Stored data:
□ □ □
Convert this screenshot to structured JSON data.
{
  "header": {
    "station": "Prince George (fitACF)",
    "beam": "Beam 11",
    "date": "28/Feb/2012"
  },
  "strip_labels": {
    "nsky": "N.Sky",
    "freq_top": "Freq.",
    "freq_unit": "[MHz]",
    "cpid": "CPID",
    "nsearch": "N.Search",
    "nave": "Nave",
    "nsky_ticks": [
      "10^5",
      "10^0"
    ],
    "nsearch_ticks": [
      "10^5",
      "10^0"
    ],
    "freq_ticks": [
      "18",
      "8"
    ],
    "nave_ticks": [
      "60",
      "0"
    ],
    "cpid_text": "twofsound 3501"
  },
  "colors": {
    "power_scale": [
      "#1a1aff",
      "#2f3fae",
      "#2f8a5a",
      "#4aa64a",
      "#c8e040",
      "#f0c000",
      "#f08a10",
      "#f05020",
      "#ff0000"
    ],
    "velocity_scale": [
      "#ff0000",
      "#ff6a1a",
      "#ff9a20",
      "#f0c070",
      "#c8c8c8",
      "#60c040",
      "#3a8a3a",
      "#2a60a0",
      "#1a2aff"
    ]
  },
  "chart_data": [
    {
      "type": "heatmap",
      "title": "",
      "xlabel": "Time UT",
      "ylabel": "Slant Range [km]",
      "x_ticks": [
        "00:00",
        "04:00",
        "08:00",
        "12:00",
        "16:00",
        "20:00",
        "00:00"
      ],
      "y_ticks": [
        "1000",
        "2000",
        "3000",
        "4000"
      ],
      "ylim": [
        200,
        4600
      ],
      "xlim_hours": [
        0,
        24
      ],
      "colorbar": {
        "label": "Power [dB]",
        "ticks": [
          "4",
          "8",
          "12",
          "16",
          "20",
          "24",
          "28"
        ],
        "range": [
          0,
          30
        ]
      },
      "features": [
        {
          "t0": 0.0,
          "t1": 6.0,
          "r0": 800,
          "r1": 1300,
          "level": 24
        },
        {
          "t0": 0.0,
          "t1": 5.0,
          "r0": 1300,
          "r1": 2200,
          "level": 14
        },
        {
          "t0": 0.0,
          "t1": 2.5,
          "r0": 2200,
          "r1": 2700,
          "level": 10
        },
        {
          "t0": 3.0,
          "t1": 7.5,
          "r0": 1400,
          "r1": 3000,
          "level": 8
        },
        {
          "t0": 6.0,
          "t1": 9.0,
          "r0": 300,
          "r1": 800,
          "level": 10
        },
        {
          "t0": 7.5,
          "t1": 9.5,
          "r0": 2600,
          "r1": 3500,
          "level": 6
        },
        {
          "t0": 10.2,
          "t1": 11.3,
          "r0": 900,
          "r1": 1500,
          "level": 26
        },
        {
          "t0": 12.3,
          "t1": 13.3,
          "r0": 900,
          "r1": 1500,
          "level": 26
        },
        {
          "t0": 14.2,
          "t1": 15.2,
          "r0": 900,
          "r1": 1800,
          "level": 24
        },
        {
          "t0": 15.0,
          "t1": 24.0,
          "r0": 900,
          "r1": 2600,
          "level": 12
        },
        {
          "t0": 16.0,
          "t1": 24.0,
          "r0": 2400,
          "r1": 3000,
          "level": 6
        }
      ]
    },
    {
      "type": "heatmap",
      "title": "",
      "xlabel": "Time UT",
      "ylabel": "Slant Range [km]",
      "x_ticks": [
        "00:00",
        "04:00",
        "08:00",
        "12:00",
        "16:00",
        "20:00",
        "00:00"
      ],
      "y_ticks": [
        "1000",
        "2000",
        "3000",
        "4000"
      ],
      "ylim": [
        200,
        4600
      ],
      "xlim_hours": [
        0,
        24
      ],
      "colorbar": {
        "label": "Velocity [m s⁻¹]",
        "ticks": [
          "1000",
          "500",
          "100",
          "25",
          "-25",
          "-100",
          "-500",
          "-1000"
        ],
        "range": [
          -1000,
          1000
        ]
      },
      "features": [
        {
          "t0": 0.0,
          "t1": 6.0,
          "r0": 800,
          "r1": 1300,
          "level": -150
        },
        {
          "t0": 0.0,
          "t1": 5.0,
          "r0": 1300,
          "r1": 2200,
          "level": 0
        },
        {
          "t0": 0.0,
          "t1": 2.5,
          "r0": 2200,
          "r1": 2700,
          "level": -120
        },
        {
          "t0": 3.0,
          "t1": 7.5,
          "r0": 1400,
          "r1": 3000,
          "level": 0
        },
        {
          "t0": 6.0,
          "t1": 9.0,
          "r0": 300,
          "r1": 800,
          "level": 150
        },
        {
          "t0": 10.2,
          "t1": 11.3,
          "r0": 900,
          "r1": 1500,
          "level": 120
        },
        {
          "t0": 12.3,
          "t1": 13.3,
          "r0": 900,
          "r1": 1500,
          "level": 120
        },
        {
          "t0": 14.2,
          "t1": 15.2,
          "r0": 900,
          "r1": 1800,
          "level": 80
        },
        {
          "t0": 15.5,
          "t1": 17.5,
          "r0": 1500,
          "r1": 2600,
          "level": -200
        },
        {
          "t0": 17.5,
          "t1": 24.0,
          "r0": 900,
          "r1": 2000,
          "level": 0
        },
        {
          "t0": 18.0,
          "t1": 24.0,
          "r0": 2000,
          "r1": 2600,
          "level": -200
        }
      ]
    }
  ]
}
□ □ □
OBJECTIVE :: Your task is to repeat each line of the material exactly.

SOLUTION TO THIS EXERCISE ::
Convert this screenshot to structured JSON data.
{
  "header": {
    "station": "Prince George (fitACF)",
    "beam": "Beam 11",
    "date": "28/Feb/2012"
  },
  "strip_labels": {
    "nsky": "N.Sky",
    "freq_top": "Freq.",
    "freq_unit": "[MHz]",
    "cpid": "CPID",
    "nsearch": "N.Search",
    "nave": "Nave",
    "nsky_ticks": [
      "10^5",
      "10^0"
    ],
    "nsearch_ticks": [
      "10^5",
      "10^0"
    ],
    "freq_ticks": [
      "18",
      "8"
    ],
    "nave_ticks": [
      "60",
      "0"
    ],
    "cpid_text": "twofsound 3501"
  },
  "colors": {
    "power_scale": [
      "#1a1aff",
      "#2f3fae",
      "#2f8a5a",
      "#4aa64a",
      "#c8e040",
      "#f0c000",
      "#f08a10",
      "#f05020",
      "#ff0000"
    ],
    "velocity_scale": [
      "#ff0000",
      "#ff6a1a",
      "#ff9a20",
      "#f0c070",
      "#c8c8c8",
      "#60c040",
      "#3a8a3a",
      "#2a60a0",
      "#1a2aff"
    ]
  },
  "chart_data": [
    {
      "type": "heatmap",
      "title": "",
      "xlabel": "Time UT",
      "ylabel": "Slant Range [km]",
      "x_ticks": [
        "00:00",
        "04:00",
        "08:00",
        "12:00",
        "16:00",
        "20:00",
        "00:00"
      ],
      "y_ticks": [
        "1000",
        "2000",
        "3000",
        "4000"
      ],
      "ylim": [
        200,
        4600
      ],
      "xlim_hours": [
        0,
        24
      ],
      "colorbar": {
        "label": "Power [dB]",
        "ticks": [
          "4",
          "8",
          "12",
          "16",
          "20",
          "24",
          "28"
        ],
        "range": [
          0,
          30
        ]
      },
      "features": [
        {
          "t0": 0.0,
          "t1": 6.0,
          "r0": 800,
          "r1": 1300,
          "level": 24
        },
        {
          "t0": 0.0,
          "t1": 5.0,
          "r0": 1300,
          "r1": 2200,
          "level": 14
        },
        {
          "t0": 0.0,
          "t1": 2.5,
          "r0": 2200,
          "r1": 2700,
          "level": 10
        },
        {
          "t0": 3.0,
          "t1": 7.5,
          "r0": 1400,
          "r1": 3000,
          "level": 8
        },
        {
          "t0": 6.0,
          "t1": 9.0,
          "r0": 300,
          "r1": 800,
          "level": 10
        },
        {
          "t0": 7.5,
          "t1": 9.5,
          "r0": 2600,
          "r1": 3500,
          "level": 6
        },
        {
          "t0": 10.2,
          "t1": 11.3,
          "r0": 900,
          "r1": 1500,
          "level": 26
        },
        {
          "t0": 12.3,
          "t1": 13.3,
          "r0": 900,
          "r1": 1500,
          "level": 26
        },
        {
          "t0": 14.2,
          "t1": 15.2,
          "r0": 900,
          "r1": 1800,
          "level": 24
        },
        {
          "t0": 15.0,
          "t1": 24.0,
          "r0": 900,
          "r1": 2600,
          "level": 12
        },
        {
          "t0": 16.0,
          "t1": 24.0,
          "r0": 2400,
          "r1": 3000,
          "level": 6
        }
      ]
    },
    {
      "type": "heatmap",
      "title": "",
      "xlabel": "Time UT",
      "ylabel": "Slant Range [km]",
      "x_ticks": [
        "00:00",
        "04:00",
        "08:00",
        "12:00",
        "16:00",
        "20:00",
        "00:00"
      ],
      "y_ticks": [
        "1000",
        "2000",
        "3000",
        "4000"
      ],
      "ylim": [
        200,
        4600
      ],
      "xlim_hours": [
        0,
        24
      ],
      "colorbar": {
        "label": "Velocity [m s⁻¹]",
        "ticks": [
          "1000",
          "500",
          "100",
          "25",
          "-25",
          "-100",
          "-500",
          "-1000"
        ],
        "range": [
          -1000,
          1000
        ]
      },
      "features": [
        {
          "t0": 0.0,
          "t1": 6.0,
          "r0": 800,
          "r1": 1300,
          "level": -150
        },
        {
          "t0": 0.0,
          "t1": 5.0,
          "r0": 1300,
          "r1": 2200,
          "level": 0
        },
        {
          "t0": 0.0,
          "t1": 2.5,
          "r0": 2200,
          "r1": 2700,
          "level": -120
        },
        {
          "t0": 3.0,
          "t1": 7.5,
          "r0": 1400,
          "r1": 3000,
          "level": 0
        },
        {
          "t0": 6.0,
          "t1": 9.0,
          "r0": 300,
          "r1": 800,
          "level": 150
        },
        {
          "t0": 10.2,
          "t1": 11.3,
          "r0": 900,
          "r1": 1500,
          "level": 120
        },
        {
          "t0": 12.3,
          "t1": 13.3,
          "r0": 900,
          "r1": 1500,
          "level": 120
        },
        {
          "t0": 14.2,
          "t1": 15.2,
          "r0": 900,
          "r1": 1800,
          "level": 80
        },
        {
          "t0": 15.5,
          "t1": 17.5,
          "r0": 1500,
          "r1": 2600,
          "level": -200
        },
        {
          "t0": 17.5,
          "t1": 24.0,
          "r0": 900,
          "r1": 2000,
          "level": 0
        },
        {
          "t0": 18.0,
          "t1": 24.0,
          "r0": 2000,
          "r1": 2600,
          "level": -200
        }
      ]
    }
  ]
}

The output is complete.